━━━ Provided records ━━━
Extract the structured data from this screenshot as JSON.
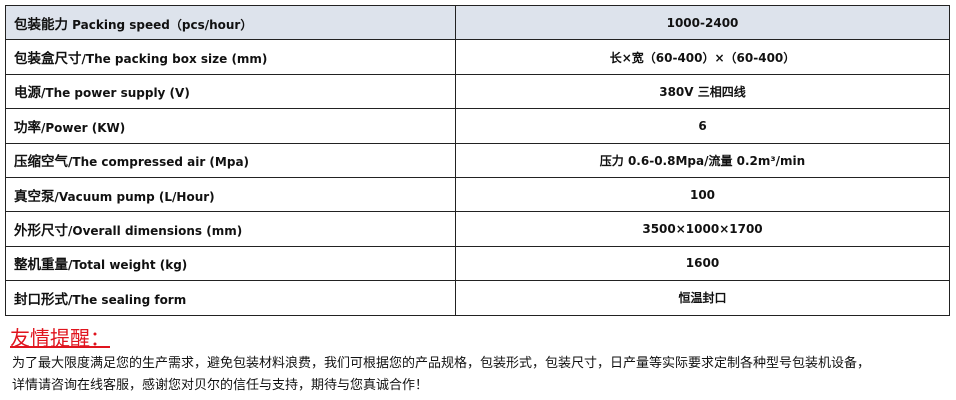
{
  "specs": [
    {
      "zh": "包装能力",
      "en": " Packing speed（pcs/hour）",
      "value": "1000-2400"
    },
    {
      "zh": "包装盒尺寸",
      "en": "/The packing box size (mm)",
      "value": "长×宽（60-400）×（60-400）"
    },
    {
      "zh": "电源",
      "en": "/The power supply (V)",
      "value": "380V  三相四线"
    },
    {
      "zh": "功率",
      "en": "/Power (KW)",
      "value": "6"
    },
    {
      "zh": "压缩空气",
      "en": "/The compressed air (Mpa)",
      "value": "压力 0.6-0.8Mpa/流量 0.2m³/min"
    },
    {
      "zh": "真空泵",
      "en": "/Vacuum pump (L/Hour)",
      "value": "100"
    },
    {
      "zh": "外形尺寸",
      "en": "/Overall dimensions (mm)",
      "value": "3500×1000×1700"
    },
    {
      "zh": "整机重量",
      "en": "/Total weight (kg)",
      "value": "1600"
    },
    {
      "zh": "封口形式",
      "en": "/The sealing form",
      "value": "恒温封口"
    }
  ],
  "notice": {
    "title": "友情提醒：",
    "line1": "为了最大限度满足您的生产需求，避免包装材料浪费，我们可根据您的产品规格，包装形式，包装尺寸，日产量等实际要求定制各种型号包装机设备，",
    "line2": "详情请咨询在线客服，感谢您对贝尔的信任与支持，期待与您真诚合作！"
  }
}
━━━
Description of the task:
Write out the listing above again, exactly, but with no pictures in the copy.

Output below:
Extract the structured data from this screenshot as JSON.
{
  "specs": [
    {
      "zh": "包装能力",
      "en": " Packing speed（pcs/hour）",
      "value": "1000-2400"
    },
    {
      "zh": "包装盒尺寸",
      "en": "/The packing box size (mm)",
      "value": "长×宽（60-400）×（60-400）"
    },
    {
      "zh": "电源",
      "en": "/The power supply (V)",
      "value": "380V  三相四线"
    },
    {
      "zh": "功率",
      "en": "/Power (KW)",
      "value": "6"
    },
    {
      "zh": "压缩空气",
      "en": "/The compressed air (Mpa)",
      "value": "压力 0.6-0.8Mpa/流量 0.2m³/min"
    },
    {
      "zh": "真空泵",
      "en": "/Vacuum pump (L/Hour)",
      "value": "100"
    },
    {
      "zh": "外形尺寸",
      "en": "/Overall dimensions (mm)",
      "value": "3500×1000×1700"
    },
    {
      "zh": "整机重量",
      "en": "/Total weight (kg)",
      "value": "1600"
    },
    {
      "zh": "封口形式",
      "en": "/The sealing form",
      "value": "恒温封口"
    }
  ],
  "notice": {
    "title": "友情提醒：",
    "line1": "为了最大限度满足您的生产需求，避免包装材料浪费，我们可根据您的产品规格，包装形式，包装尺寸，日产量等实际要求定制各种型号包装机设备，",
    "line2": "详情请咨询在线客服，感谢您对贝尔的信任与支持，期待与您真诚合作！"
  }
}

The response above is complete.